**WHAT IS ASKED:** In the records that follow, show each line where the word "value" is present.

**MATERIALS PROVIDED:**
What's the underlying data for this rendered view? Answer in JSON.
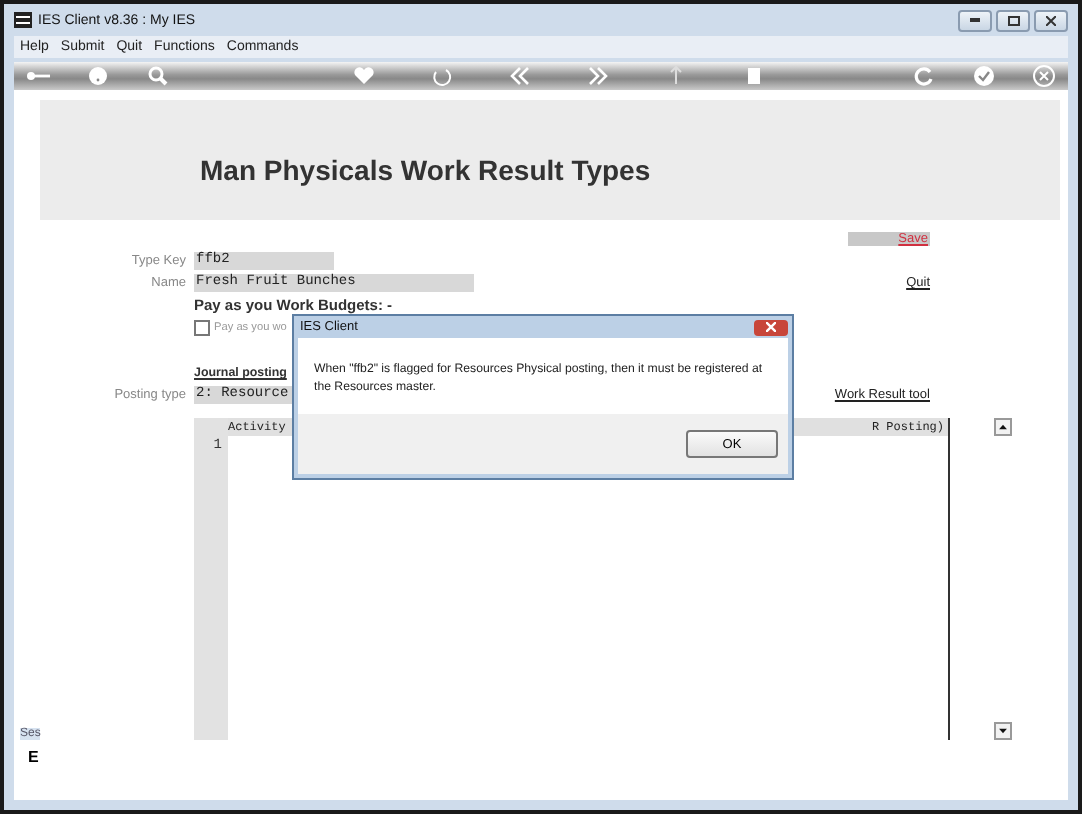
{
  "window": {
    "title": "IES Client v8.36 : My IES"
  },
  "menu": [
    "Help",
    "Submit",
    "Quit",
    "Functions",
    "Commands"
  ],
  "page": {
    "title": "Man Physicals Work Result Types"
  },
  "actions": {
    "save": "Save",
    "quit": "Quit",
    "tool": "Work Result tool"
  },
  "form": {
    "type_key": {
      "label": "Type Key",
      "value": "ffb2"
    },
    "name": {
      "label": "Name",
      "value": "Fresh Fruit Bunches"
    },
    "budgets_heading": "Pay as you Work Budgets: -",
    "budget_checkbox": {
      "label": "Pay as you wo",
      "checked": false
    },
    "journal_heading": "Journal posting",
    "posting_type": {
      "label": "Posting type",
      "value": "2: Resource"
    }
  },
  "table": {
    "columns": [
      "Activity",
      "R Posting)"
    ],
    "rows": [
      {
        "number": "1"
      }
    ]
  },
  "footer": {
    "session_label": "Ses",
    "indicator": "E"
  },
  "dialog": {
    "title": "IES Client",
    "message": "When \"ffb2\" is flagged for Resources Physical posting, then it must be registered at the Resources master.",
    "button": "OK"
  }
}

**ANSWER TO THE TASK:**
      "value": "ffb2"
      "value": "Fresh Fruit Bunches"
      "value": "2: Resource"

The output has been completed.